Present the data in the first block below as a numbered list, from the line with "x-tick-label: J (358, 529, 364, 543)" to the line with "y-tick-label: 2300 (593, 409, 620, 423)", including both, and leave out any blank lines.

[Layout element entries]
-------------------------

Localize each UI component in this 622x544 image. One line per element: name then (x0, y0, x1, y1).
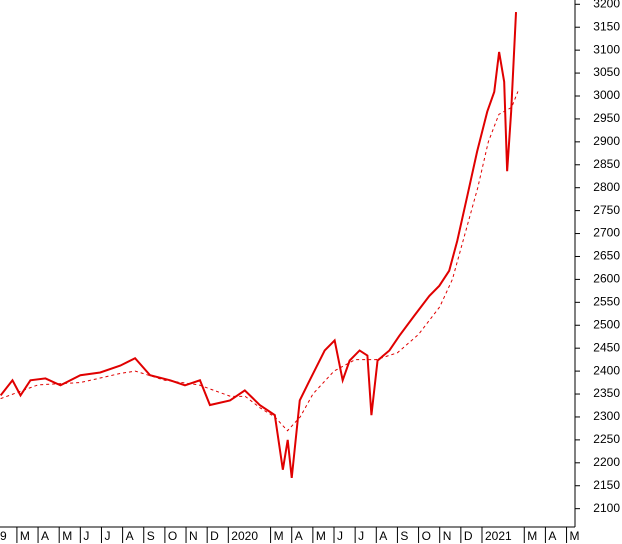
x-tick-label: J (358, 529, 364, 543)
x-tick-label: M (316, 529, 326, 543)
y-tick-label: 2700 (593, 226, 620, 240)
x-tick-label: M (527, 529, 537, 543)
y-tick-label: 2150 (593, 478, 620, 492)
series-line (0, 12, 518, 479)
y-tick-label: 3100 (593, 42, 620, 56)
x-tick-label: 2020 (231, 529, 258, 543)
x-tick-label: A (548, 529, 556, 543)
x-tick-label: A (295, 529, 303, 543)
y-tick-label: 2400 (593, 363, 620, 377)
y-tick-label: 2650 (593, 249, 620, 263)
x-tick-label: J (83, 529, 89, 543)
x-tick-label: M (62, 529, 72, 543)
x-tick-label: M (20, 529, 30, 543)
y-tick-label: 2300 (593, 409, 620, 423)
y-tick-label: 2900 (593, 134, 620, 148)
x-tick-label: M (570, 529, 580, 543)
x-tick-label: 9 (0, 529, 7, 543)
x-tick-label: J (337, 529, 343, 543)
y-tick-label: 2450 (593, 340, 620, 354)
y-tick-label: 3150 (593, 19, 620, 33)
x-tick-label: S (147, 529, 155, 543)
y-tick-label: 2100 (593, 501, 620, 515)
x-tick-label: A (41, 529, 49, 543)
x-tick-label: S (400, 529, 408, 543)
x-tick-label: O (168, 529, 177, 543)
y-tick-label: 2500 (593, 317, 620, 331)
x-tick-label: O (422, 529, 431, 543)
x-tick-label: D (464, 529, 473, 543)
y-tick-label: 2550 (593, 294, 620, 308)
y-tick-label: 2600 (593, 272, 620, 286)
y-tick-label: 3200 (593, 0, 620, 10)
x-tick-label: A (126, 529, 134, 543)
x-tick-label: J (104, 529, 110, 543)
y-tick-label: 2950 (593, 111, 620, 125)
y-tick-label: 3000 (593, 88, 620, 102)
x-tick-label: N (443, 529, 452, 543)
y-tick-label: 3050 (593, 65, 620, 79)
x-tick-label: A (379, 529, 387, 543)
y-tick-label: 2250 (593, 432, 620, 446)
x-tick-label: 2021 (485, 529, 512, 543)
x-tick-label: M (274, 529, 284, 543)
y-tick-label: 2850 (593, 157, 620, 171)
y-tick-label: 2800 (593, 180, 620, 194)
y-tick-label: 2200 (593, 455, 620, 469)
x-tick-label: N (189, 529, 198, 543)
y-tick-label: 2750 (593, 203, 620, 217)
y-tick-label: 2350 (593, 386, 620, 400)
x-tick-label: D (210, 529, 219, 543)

-------------------------

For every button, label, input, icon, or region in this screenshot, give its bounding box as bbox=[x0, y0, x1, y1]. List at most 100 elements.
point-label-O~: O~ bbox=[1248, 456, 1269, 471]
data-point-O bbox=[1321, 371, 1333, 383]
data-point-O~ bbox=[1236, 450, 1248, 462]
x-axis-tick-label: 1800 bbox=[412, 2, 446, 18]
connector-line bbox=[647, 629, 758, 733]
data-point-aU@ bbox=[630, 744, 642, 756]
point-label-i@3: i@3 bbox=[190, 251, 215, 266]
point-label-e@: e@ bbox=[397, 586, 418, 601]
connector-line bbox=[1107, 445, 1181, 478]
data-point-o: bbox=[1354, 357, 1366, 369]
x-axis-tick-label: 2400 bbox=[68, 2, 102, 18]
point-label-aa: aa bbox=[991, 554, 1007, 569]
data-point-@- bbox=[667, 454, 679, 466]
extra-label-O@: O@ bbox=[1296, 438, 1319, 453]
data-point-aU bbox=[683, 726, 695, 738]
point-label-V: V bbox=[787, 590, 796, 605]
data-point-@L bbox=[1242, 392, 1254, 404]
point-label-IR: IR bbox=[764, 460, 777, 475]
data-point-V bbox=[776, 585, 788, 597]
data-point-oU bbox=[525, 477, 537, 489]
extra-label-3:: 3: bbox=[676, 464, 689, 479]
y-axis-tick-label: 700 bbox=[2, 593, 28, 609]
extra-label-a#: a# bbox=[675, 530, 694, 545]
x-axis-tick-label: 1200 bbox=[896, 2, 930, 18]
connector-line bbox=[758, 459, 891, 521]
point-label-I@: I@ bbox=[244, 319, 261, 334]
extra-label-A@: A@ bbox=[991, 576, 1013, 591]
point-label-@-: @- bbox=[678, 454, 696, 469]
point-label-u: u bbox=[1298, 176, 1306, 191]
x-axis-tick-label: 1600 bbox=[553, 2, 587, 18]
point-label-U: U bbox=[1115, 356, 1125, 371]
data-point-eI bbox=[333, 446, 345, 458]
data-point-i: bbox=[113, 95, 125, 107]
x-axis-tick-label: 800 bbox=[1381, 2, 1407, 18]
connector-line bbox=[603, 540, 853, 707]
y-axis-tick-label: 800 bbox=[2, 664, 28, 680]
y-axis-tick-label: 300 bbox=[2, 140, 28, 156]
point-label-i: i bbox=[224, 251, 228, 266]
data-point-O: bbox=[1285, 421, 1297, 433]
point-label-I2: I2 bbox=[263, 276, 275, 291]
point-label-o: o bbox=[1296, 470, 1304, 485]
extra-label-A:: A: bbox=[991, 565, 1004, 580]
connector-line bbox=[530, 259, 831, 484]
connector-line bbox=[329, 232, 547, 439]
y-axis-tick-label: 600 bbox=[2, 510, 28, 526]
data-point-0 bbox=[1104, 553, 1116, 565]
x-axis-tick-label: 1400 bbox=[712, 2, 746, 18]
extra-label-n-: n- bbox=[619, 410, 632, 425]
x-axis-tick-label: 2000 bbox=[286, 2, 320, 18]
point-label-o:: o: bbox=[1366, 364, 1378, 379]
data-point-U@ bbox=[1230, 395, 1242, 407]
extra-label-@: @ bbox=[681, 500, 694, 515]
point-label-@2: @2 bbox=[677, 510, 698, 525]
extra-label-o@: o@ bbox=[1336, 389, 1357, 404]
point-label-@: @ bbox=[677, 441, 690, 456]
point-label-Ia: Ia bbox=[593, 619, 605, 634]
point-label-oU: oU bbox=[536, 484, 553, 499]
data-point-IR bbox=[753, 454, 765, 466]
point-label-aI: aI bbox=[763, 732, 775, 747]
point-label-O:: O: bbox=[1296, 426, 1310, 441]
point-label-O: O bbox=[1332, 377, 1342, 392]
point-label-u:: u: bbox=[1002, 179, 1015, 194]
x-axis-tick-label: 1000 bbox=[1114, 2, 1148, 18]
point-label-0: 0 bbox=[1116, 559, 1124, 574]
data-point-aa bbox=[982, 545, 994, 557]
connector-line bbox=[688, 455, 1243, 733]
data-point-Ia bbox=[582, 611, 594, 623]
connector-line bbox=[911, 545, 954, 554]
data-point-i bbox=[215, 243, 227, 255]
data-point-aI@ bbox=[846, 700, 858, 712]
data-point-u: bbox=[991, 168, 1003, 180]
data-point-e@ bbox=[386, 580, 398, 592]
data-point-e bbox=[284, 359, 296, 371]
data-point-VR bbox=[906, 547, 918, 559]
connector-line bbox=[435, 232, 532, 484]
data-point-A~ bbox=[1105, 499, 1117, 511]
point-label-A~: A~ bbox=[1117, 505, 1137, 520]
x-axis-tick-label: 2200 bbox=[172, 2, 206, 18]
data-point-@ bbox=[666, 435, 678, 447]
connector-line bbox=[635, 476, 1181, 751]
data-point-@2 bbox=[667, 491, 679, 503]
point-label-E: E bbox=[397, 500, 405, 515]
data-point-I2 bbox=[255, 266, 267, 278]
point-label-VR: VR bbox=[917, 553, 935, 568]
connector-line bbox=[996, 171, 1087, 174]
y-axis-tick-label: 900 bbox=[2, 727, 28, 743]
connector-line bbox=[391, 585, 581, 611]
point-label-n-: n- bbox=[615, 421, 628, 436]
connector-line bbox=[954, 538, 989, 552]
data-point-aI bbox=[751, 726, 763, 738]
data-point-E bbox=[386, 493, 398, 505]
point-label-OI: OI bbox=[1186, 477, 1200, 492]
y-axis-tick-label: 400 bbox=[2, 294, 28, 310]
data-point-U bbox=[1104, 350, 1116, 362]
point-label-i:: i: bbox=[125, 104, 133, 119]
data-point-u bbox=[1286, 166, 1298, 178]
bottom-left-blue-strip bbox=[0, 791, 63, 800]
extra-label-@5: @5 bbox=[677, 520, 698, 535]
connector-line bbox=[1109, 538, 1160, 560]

-------------------------

Reply to the exercise >>
1. x-tick-label: J (358, 529, 364, 543)
2. x-tick-label: M (316, 529, 326, 543)
3. y-tick-label: 2700 (593, 226, 620, 240)
4. x-tick-label: M (527, 529, 537, 543)
5. y-tick-label: 2150 (593, 478, 620, 492)
6. series-line (0, 12, 518, 479)
7. y-tick-label: 3100 (593, 42, 620, 56)
8. x-tick-label: 2020 (231, 529, 258, 543)
9. x-tick-label: A (548, 529, 556, 543)
10. x-tick-label: A (295, 529, 303, 543)
11. y-tick-label: 2400 (593, 363, 620, 377)
12. y-tick-label: 2650 (593, 249, 620, 263)
13. x-tick-label: J (83, 529, 89, 543)
14. x-tick-label: M (62, 529, 72, 543)
15. x-tick-label: M (20, 529, 30, 543)
16. y-tick-label: 2300 (593, 409, 620, 423)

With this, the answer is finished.